» PROBLEM STATEMENT:
List each line of the data that holds the string "horizontal".

» DATA SECTION:
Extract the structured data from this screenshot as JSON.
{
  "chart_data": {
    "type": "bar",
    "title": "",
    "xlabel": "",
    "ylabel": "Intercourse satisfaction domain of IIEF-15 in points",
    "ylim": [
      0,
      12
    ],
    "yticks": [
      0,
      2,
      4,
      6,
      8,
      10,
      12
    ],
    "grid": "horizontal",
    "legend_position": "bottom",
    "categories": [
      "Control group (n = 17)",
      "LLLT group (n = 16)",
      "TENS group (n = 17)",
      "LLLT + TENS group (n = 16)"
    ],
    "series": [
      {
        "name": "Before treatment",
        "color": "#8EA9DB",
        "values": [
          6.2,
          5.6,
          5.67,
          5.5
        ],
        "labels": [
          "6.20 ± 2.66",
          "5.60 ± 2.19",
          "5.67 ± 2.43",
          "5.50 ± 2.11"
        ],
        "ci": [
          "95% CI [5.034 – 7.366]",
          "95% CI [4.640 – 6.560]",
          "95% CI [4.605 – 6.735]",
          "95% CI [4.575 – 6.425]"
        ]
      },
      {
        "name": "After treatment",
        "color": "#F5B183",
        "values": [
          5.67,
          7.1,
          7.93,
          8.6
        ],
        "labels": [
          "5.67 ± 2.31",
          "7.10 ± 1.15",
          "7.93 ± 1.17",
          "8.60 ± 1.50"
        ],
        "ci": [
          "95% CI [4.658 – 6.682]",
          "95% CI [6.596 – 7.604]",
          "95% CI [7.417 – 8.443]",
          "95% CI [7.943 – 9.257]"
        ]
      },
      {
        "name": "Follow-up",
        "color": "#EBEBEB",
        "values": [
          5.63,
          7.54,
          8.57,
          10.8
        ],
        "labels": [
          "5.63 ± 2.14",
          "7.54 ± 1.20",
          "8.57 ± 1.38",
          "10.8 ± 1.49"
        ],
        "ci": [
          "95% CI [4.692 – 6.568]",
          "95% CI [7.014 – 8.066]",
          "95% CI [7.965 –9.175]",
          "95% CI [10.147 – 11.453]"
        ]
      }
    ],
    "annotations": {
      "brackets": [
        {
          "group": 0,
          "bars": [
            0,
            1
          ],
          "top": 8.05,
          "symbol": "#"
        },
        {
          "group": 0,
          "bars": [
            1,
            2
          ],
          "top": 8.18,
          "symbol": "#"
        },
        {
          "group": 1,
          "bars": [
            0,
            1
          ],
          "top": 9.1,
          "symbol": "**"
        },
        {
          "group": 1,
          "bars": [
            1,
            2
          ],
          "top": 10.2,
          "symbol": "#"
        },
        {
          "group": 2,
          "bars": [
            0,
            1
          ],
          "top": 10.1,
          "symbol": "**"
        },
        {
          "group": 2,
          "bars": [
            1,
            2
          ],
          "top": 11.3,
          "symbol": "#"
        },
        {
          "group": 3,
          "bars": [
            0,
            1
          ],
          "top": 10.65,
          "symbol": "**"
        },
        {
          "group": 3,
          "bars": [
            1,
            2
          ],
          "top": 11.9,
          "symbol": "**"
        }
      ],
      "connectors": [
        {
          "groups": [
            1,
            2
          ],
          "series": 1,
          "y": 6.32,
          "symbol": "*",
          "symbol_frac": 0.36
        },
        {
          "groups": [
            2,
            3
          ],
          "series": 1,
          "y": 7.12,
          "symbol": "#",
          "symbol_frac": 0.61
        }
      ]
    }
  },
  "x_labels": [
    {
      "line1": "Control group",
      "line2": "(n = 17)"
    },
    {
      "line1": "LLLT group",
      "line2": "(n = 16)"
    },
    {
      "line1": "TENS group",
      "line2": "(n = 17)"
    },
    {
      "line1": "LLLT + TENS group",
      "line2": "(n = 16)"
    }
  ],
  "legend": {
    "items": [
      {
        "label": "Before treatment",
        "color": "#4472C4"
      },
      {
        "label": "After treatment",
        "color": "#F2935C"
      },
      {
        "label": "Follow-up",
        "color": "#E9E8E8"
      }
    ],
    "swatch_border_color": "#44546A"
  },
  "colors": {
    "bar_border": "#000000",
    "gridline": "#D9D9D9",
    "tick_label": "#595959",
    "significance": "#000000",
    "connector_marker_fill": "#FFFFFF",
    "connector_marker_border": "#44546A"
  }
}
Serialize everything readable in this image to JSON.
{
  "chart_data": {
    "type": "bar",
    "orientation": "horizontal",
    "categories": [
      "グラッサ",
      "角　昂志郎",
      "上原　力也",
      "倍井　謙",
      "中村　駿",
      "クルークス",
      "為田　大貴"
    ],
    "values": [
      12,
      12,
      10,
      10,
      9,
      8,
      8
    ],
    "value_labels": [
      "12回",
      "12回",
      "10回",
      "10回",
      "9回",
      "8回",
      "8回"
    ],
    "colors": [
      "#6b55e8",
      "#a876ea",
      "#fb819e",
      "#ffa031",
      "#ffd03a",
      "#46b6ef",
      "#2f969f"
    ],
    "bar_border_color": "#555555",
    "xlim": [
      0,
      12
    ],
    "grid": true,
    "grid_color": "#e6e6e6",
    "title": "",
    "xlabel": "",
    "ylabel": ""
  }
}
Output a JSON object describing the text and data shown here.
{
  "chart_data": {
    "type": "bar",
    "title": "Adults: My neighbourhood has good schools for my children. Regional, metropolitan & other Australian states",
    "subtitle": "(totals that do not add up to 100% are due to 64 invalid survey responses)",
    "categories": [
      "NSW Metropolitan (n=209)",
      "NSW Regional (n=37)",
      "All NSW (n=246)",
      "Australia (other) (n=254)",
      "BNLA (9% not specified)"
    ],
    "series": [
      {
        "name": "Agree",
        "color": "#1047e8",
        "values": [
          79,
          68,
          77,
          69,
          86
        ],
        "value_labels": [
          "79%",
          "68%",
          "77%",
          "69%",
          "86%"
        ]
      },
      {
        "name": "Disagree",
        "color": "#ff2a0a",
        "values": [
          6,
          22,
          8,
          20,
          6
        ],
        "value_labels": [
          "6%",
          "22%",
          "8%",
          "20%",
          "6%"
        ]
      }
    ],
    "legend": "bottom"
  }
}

» ANSWER:
    "grid": "horizontal",
    "orientation": "horizontal",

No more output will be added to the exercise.